■ EXERCISE PROMPT
Every line that includes the word "years" is to be listed.

• • •

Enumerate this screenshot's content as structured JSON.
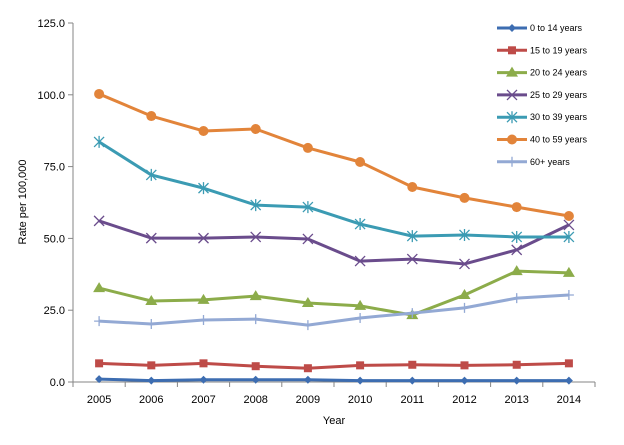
{
  "chart_data": {
    "type": "line",
    "xlabel": "Year",
    "ylabel": "Rate per 100,000",
    "ylim": [
      0,
      125
    ],
    "yticks": [
      "0.0",
      "25.0",
      "50.0",
      "75.0",
      "100.0",
      "125.0"
    ],
    "ytick_values": [
      0,
      25,
      50,
      75,
      100,
      125
    ],
    "categories": [
      "2005",
      "2006",
      "2007",
      "2008",
      "2009",
      "2010",
      "2011",
      "2012",
      "2013",
      "2014"
    ],
    "grid": false,
    "legend": "right",
    "series": [
      {
        "name": "0 to 14 years",
        "color": "#3d6db1",
        "marker": "diamond",
        "values": [
          1.0,
          0.5,
          0.8,
          0.8,
          0.8,
          0.5,
          0.5,
          0.5,
          0.5,
          0.5
        ]
      },
      {
        "name": "15 to 19 years",
        "color": "#be4b48",
        "marker": "square",
        "values": [
          6.5,
          5.8,
          6.5,
          5.5,
          4.8,
          5.8,
          6.0,
          5.8,
          6.0,
          6.5
        ]
      },
      {
        "name": "20 to 24 years",
        "color": "#8cac4a",
        "marker": "triangle",
        "values": [
          32.7,
          28.2,
          28.6,
          29.9,
          27.5,
          26.5,
          23.3,
          30.3,
          38.6,
          38.0
        ]
      },
      {
        "name": "25 to 29 years",
        "color": "#6a4c8c",
        "marker": "x",
        "values": [
          56.1,
          50.1,
          50.1,
          50.5,
          49.8,
          42.1,
          42.8,
          41.1,
          46.0,
          54.7
        ]
      },
      {
        "name": "30 to 39 years",
        "color": "#3b9bb3",
        "marker": "star",
        "values": [
          83.6,
          72.1,
          67.5,
          61.6,
          60.9,
          55.0,
          50.8,
          51.2,
          50.5,
          50.5
        ]
      },
      {
        "name": "40 to 59 years",
        "color": "#e2843a",
        "marker": "circle",
        "values": [
          100.3,
          92.6,
          87.4,
          88.1,
          81.5,
          76.6,
          67.9,
          64.1,
          60.9,
          57.8
        ]
      },
      {
        "name": "60+ years",
        "color": "#93a9d4",
        "marker": "plus",
        "values": [
          21.2,
          20.2,
          21.6,
          21.9,
          19.8,
          22.3,
          24.0,
          25.8,
          29.2,
          30.3
        ]
      }
    ]
  }
}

• • •

■ RESULT FOR THIS TASK
        "name": "0 to 14 years",
        "name": "15 to 19 years",
        "name": "20 to 24 years",
        "name": "25 to 29 years",
        "name": "30 to 39 years",
        "name": "40 to 59 years",
        "name": "60+ years",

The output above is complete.